Gather up every line from the entries below that uses the word "Cena".

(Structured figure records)
────────────────────
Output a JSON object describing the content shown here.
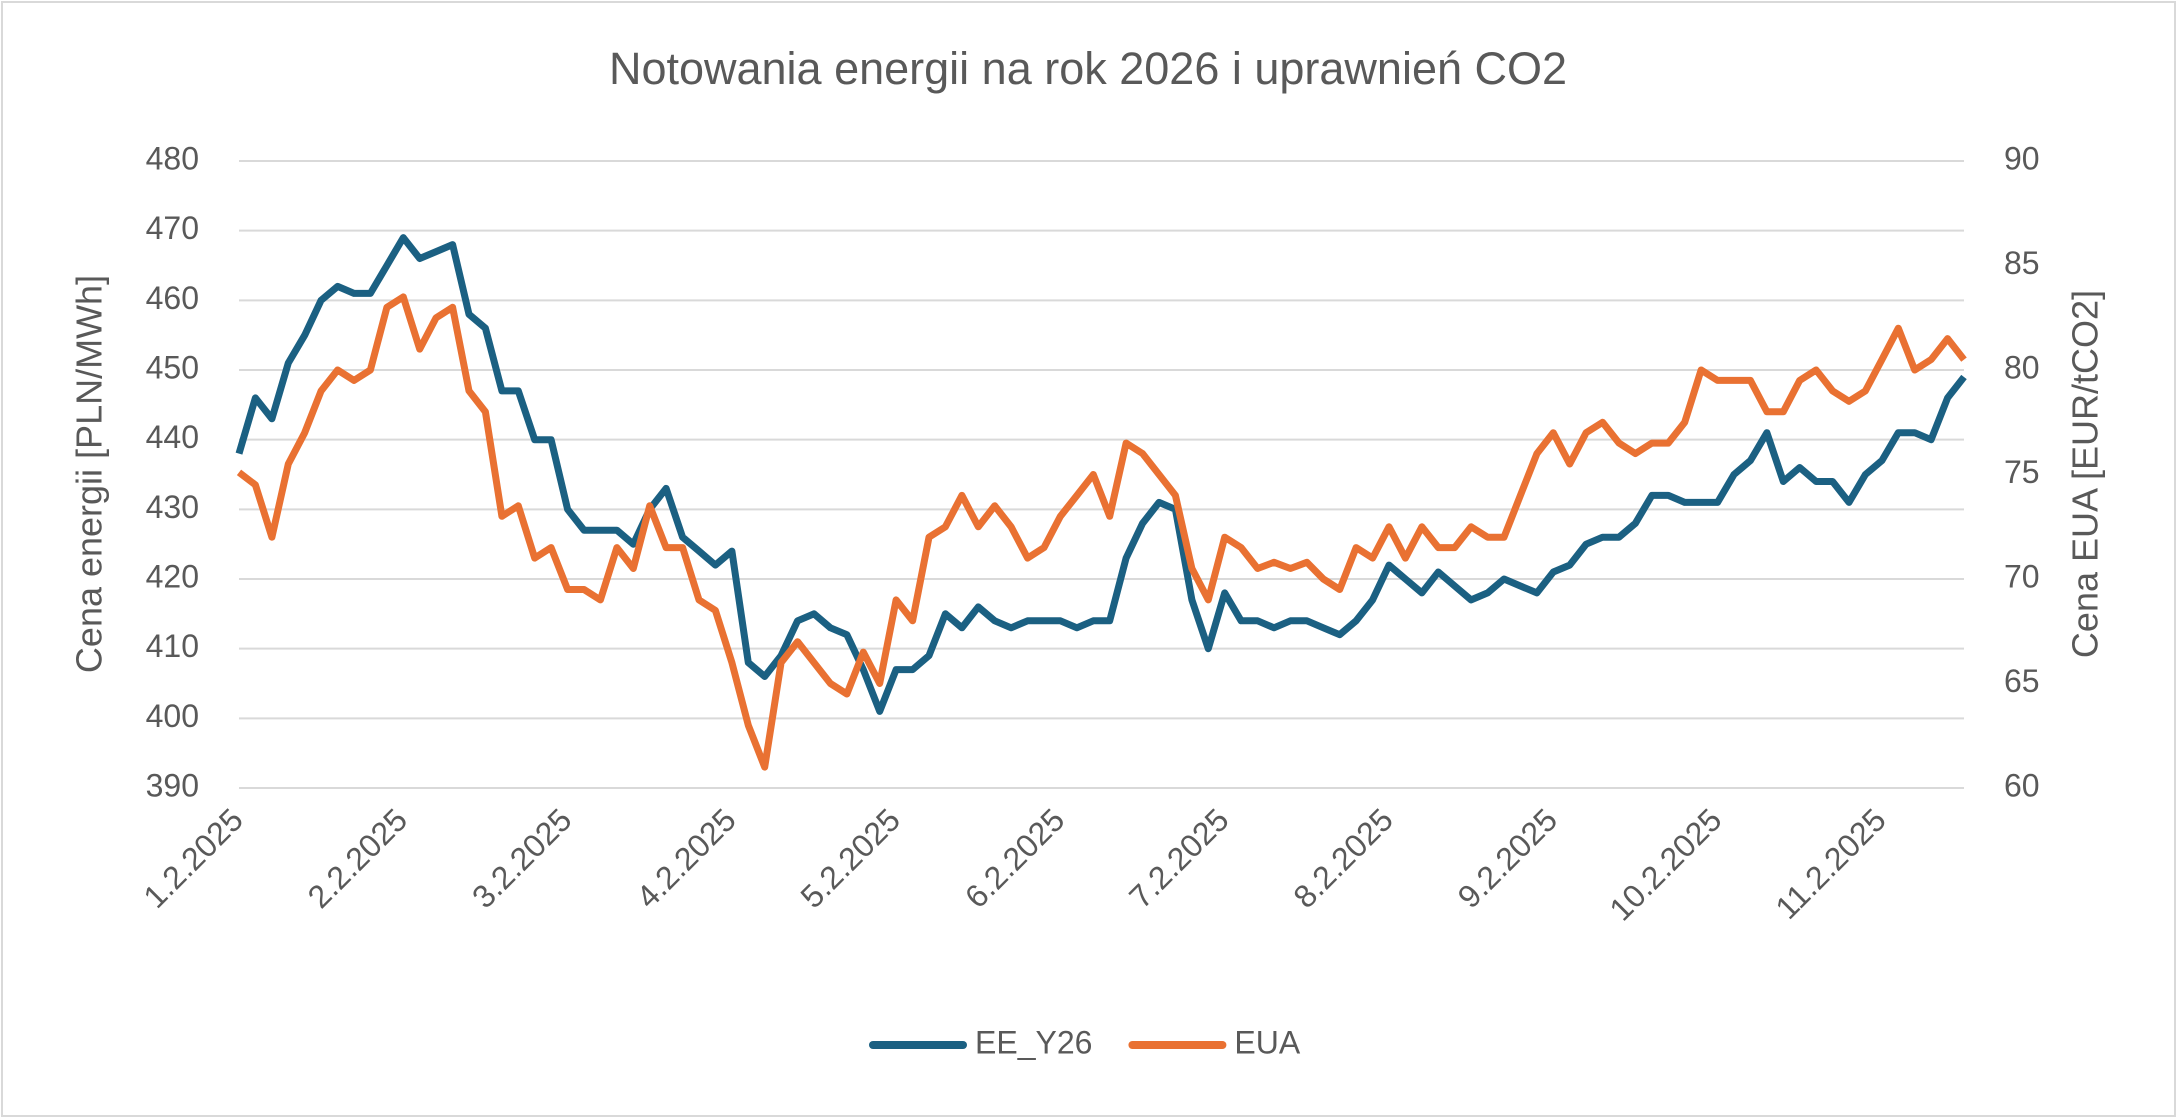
{
  "chart_data": {
    "type": "line",
    "title": "Notowania energii na rok 2026 i uprawnień CO2",
    "y_label": "Cena energii [PLN/MWh]",
    "y2_label": "Cena EUA [EUR/tCO2]",
    "categories": [
      "1.2.2025",
      null,
      null,
      null,
      null,
      null,
      null,
      null,
      null,
      null,
      "2.2.2025",
      null,
      null,
      null,
      null,
      null,
      null,
      null,
      null,
      null,
      "3.2.2025",
      null,
      null,
      null,
      null,
      null,
      null,
      null,
      null,
      null,
      "4.2.2025",
      null,
      null,
      null,
      null,
      null,
      null,
      null,
      null,
      null,
      "5.2.2025",
      null,
      null,
      null,
      null,
      null,
      null,
      null,
      null,
      null,
      "6.2.2025",
      null,
      null,
      null,
      null,
      null,
      null,
      null,
      null,
      null,
      "7.2.2025",
      null,
      null,
      null,
      null,
      null,
      null,
      null,
      null,
      null,
      "8.2.2025",
      null,
      null,
      null,
      null,
      null,
      null,
      null,
      null,
      null,
      "9.2.2025",
      null,
      null,
      null,
      null,
      null,
      null,
      null,
      null,
      null,
      "10.2.2025",
      null,
      null,
      null,
      null,
      null,
      null,
      null,
      null,
      null,
      "11.2.2025",
      null,
      null,
      null,
      null,
      null
    ],
    "series": [
      {
        "name": "EE_Y26",
        "color": "#1b6082",
        "axis": "y",
        "values": [
          438,
          446,
          443,
          451,
          455,
          460,
          462,
          461,
          461,
          465,
          469,
          466,
          467,
          468,
          458,
          456,
          447,
          447,
          440,
          440,
          430,
          427,
          427,
          427,
          425,
          430,
          433,
          426,
          424,
          422,
          424,
          408,
          406,
          409,
          414,
          415,
          413,
          412,
          407,
          401,
          407,
          407,
          409,
          415,
          413,
          416,
          414,
          413,
          414,
          414,
          414,
          413,
          414,
          414,
          423,
          428,
          431,
          430,
          417,
          410,
          418,
          414,
          414,
          413,
          414,
          414,
          413,
          412,
          414,
          417,
          422,
          420,
          418,
          421,
          419,
          417,
          418,
          420,
          419,
          418,
          421,
          422,
          425,
          426,
          426,
          428,
          432,
          432,
          431,
          431,
          431,
          435,
          437,
          441,
          434,
          436,
          434,
          434,
          431,
          435,
          437,
          441,
          441,
          440,
          446,
          449
        ]
      },
      {
        "name": "EUA",
        "color": "#e97132",
        "axis": "y2",
        "values": [
          75.1,
          74.5,
          72,
          75.5,
          77,
          79,
          80,
          79.5,
          80,
          83,
          83.5,
          81,
          82.5,
          83,
          79,
          78,
          73,
          73.5,
          71,
          71.5,
          69.5,
          69.5,
          69,
          71.5,
          70.5,
          73.5,
          71.5,
          71.5,
          69,
          68.5,
          66,
          63,
          61,
          66,
          67,
          66,
          65,
          64.5,
          66.5,
          65,
          69,
          68,
          72,
          72.5,
          74,
          72.5,
          73.5,
          72.5,
          71,
          71.5,
          73,
          74,
          75,
          73,
          76.5,
          76,
          75,
          74,
          70.5,
          69,
          72,
          71.5,
          70.5,
          70.8,
          70.5,
          70.8,
          70,
          69.5,
          71.5,
          71,
          72.5,
          71,
          72.5,
          71.5,
          71.5,
          72.5,
          72,
          72,
          74,
          76,
          77,
          75.5,
          77,
          77.5,
          76.5,
          76,
          76.5,
          76.5,
          77.5,
          80,
          79.5,
          79.5,
          79.5,
          78,
          78,
          79.5,
          80,
          79,
          78.5,
          79,
          80.5,
          82,
          80,
          80.5,
          81.5,
          80.5
        ]
      }
    ],
    "ylim": [
      390,
      480
    ],
    "yticks": [
      390,
      400,
      410,
      420,
      430,
      440,
      450,
      460,
      470,
      480
    ],
    "y2lim": [
      60,
      90
    ],
    "y2ticks": [
      60,
      65,
      70,
      75,
      80,
      85,
      90
    ],
    "grid": true,
    "legend": "bottom"
  }
}
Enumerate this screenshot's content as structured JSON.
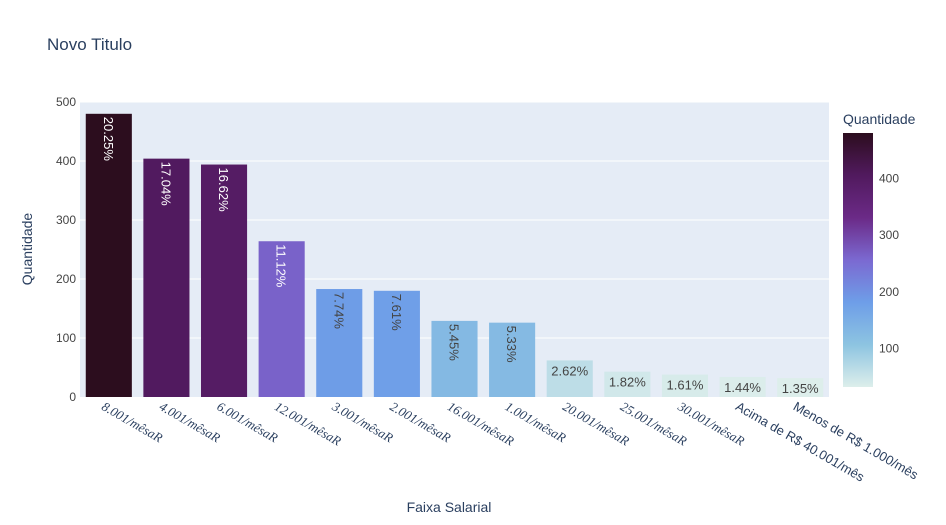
{
  "chart_data": {
    "type": "bar",
    "title": "Novo Titulo",
    "xlabel": "Faixa Salarial",
    "ylabel": "Quantidade",
    "ylim": [
      0,
      500
    ],
    "yticks": [
      0,
      100,
      200,
      300,
      400,
      500
    ],
    "categories": [
      "8.001/mêsaR",
      "4.001/mêsaR",
      "6.001/mêsaR",
      "12.001/mêsaR",
      "3.001/mêsaR",
      "2.001/mêsaR",
      "16.001/mêsaR",
      "1.001/mêsaR",
      "20.001/mêsaR",
      "25.001/mêsaR",
      "30.001/mêsaR",
      "Acima de R$ 40.001/mês",
      "Menos de R$ 1.000/mês"
    ],
    "category_italic": [
      true,
      true,
      true,
      true,
      true,
      true,
      true,
      true,
      true,
      true,
      true,
      false,
      false
    ],
    "values": [
      480,
      404,
      394,
      264,
      183,
      180,
      129,
      126,
      62,
      43,
      38,
      34,
      32
    ],
    "data_labels": [
      "20.25%",
      "17.04%",
      "16.62%",
      "11.12%",
      "7.74%",
      "7.61%",
      "5.45%",
      "5.33%",
      "2.62%",
      "1.82%",
      "1.61%",
      "1.44%",
      "1.35%"
    ],
    "colorbar": {
      "title": "Quantidade",
      "range": [
        32,
        480
      ],
      "ticks": [
        100,
        200,
        300,
        400
      ],
      "colorscale": [
        "#ddeeeb",
        "#8dc4e1",
        "#6e9ee8",
        "#7b69d1",
        "#6b2a87",
        "#511a5e",
        "#2c0d1e"
      ]
    },
    "grid": true,
    "legend": "colorbar-right"
  }
}
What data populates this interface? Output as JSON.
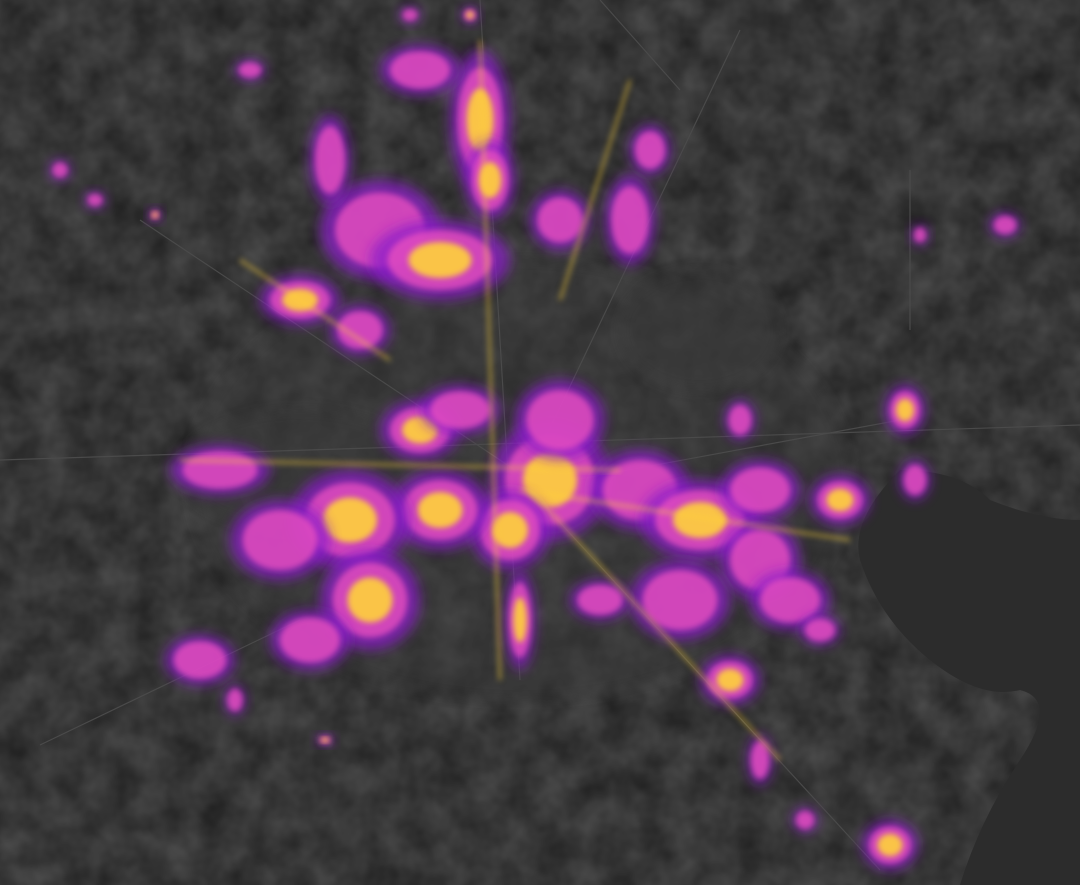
{
  "map": {
    "colors": {
      "land": "#1e1e1e",
      "water": "#2c2c2c",
      "roads": "#4a4a4a",
      "urban_gray": "#3a3a3a",
      "intensity_low": "#8a1cc8",
      "intensity_mid": "#e84fc0",
      "intensity_high": "#ffd23a"
    }
  }
}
────────────────────
**SOLUTION:**
    "y_label": "Cena energii [PLN/MWh]",
    "y2_label": "Cena EUA [EUR/tCO2]",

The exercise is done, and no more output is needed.